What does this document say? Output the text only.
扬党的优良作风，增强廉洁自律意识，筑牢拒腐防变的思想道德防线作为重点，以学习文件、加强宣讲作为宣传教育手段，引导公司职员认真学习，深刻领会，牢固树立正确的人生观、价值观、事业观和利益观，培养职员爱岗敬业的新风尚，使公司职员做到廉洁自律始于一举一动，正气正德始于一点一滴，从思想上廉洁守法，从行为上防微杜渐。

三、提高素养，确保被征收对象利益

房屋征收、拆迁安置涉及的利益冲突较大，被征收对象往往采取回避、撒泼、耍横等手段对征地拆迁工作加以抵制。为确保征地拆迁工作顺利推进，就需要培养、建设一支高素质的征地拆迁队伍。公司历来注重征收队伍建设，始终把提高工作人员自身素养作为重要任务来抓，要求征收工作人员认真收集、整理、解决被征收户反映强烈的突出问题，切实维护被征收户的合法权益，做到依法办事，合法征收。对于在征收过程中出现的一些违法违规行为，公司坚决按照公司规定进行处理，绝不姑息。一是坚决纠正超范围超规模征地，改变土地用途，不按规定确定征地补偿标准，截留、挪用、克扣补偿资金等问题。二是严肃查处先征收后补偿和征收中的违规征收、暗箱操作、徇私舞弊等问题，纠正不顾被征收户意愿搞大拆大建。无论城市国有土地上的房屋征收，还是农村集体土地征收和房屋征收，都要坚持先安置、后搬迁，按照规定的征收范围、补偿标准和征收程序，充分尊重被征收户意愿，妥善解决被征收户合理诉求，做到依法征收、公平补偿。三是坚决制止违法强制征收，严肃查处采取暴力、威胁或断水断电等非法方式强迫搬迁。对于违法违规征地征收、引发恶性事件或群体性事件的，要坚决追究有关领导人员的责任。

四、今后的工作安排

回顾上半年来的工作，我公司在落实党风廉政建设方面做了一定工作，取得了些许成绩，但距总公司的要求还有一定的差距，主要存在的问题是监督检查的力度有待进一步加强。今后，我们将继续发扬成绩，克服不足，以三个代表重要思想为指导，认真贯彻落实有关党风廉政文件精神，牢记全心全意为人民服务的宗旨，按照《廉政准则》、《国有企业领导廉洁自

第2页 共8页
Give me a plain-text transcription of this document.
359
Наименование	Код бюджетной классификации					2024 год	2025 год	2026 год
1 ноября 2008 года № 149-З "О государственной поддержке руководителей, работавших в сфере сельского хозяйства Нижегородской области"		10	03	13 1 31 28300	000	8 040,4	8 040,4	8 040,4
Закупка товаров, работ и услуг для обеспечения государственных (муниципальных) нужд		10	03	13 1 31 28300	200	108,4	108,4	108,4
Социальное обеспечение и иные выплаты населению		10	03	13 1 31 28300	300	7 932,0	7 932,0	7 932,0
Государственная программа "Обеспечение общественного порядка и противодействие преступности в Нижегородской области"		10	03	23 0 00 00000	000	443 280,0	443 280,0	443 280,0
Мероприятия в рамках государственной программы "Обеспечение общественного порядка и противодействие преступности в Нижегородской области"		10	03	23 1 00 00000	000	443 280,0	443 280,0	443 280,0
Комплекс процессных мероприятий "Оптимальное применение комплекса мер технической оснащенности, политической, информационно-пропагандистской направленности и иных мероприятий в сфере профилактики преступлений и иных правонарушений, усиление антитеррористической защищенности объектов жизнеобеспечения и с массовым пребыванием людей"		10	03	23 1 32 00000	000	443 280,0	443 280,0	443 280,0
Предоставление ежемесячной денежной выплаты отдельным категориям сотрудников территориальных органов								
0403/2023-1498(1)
####################
• _DESCRIPTION OF THE TASK_
Word for word, quote all of the data above.

• _RESPONSE FOR THIS EXERCISE_
What does this document say? Output the text only.
扬党的优良作风，增强廉洁自律意识，筑牢拒腐防变的思想道德防线作为重点，以学习文件、加强宣讲作为宣传教育手段，引导公司职员认真学习，深刻领会，牢固树立正确的人生观、价值观、事业观和利益观，培养职员爱岗敬业的新风尚，使公司职员做到廉洁自律始于一举一动，正气正德始于一点一滴，从思想上廉洁守法，从行为上防微杜渐。

三、提高素养，确保被征收对象利益

房屋征收、拆迁安置涉及的利益冲突较大，被征收对象往往采取回避、撒泼、耍横等手段对征地拆迁工作加以抵制。为确保征地拆迁工作顺利推进，就需要培养、建设一支高素质的征地拆迁队伍。公司历来注重征收队伍建设，始终把提高工作人员自身素养作为重要任务来抓，要求征收工作人员认真收集、整理、解决被征收户反映强烈的突出问题，切实维护被征收户的合法权益，做到依法办事，合法征收。对于在征收过程中出现的一些违法违规行为，公司坚决按照公司规定进行处理，绝不姑息。一是坚决纠正超范围超规模征地，改变土地用途，不按规定确定征地补偿标准，截留、挪用、克扣补偿资金等问题。二是严肃查处先征收后补偿和征收中的违规征收、暗箱操作、徇私舞弊等问题，纠正不顾被征收户意愿搞大拆大建。无论城市国有土地上的房屋征收，还是农村集体土地征收和房屋征收，都要坚持先安置、后搬迁，按照规定的征收范围、补偿标准和征收程序，充分尊重被征收户意愿，妥善解决被征收户合理诉求，做到依法征收、公平补偿。三是坚决制止违法强制征收，严肃查处采取暴力、威胁或断水断电等非法方式强迫搬迁。对于违法违规征地征收、引发恶性事件或群体性事件的，要坚决追究有关领导人员的责任。

四、今后的工作安排

回顾上半年来的工作，我公司在落实党风廉政建设方面做了一定工作，取得了些许成绩，但距总公司的要求还有一定的差距，主要存在的问题是监督检查的力度有待进一步加强。今后，我们将继续发扬成绩，克服不足，以三个代表重要思想为指导，认真贯彻落实有关党风廉政文件精神，牢记全心全意为人民服务的宗旨，按照《廉政准则》、《国有企业领导廉洁自

第2页 共8页
Give me a plain-text transcription of this document.
359
Наименование	Код бюджетной классификации					2024 год	2025 год	2026 год
1 ноября 2008 года № 149-З "О государственной поддержке руководителей, работавших в сфере сельского хозяйства Нижегородской области"		10	03	13 1 31 28300	000	8 040,4	8 040,4	8 040,4
Закупка товаров, работ и услуг для обеспечения государственных (муниципальных) нужд		10	03	13 1 31 28300	200	108,4	108,4	108,4
Социальное обеспечение и иные выплаты населению		10	03	13 1 31 28300	300	7 932,0	7 932,0	7 932,0
Государственная программа "Обеспечение общественного порядка и противодействие преступности в Нижегородской области"		10	03	23 0 00 00000	000	443 280,0	443 280,0	443 280,0
Мероприятия в рамках государственной программы "Обеспечение общественного порядка и противодействие преступности в Нижегородской области"		10	03	23 1 00 00000	000	443 280,0	443 280,0	443 280,0
Комплекс процессных мероприятий "Оптимальное применение комплекса мер технической оснащенности, политической, информационно-пропагандистской направленности и иных мероприятий в сфере профилактики преступлений и иных правонарушений, усиление антитеррористической защищенности объектов жизнеобеспечения и с массовым пребыванием людей"		10	03	23 1 32 00000	000	443 280,0	443 280,0	443 280,0
Предоставление ежемесячной денежной выплаты отдельным категориям сотрудников территориальных органов								
0403/2023-1498(1)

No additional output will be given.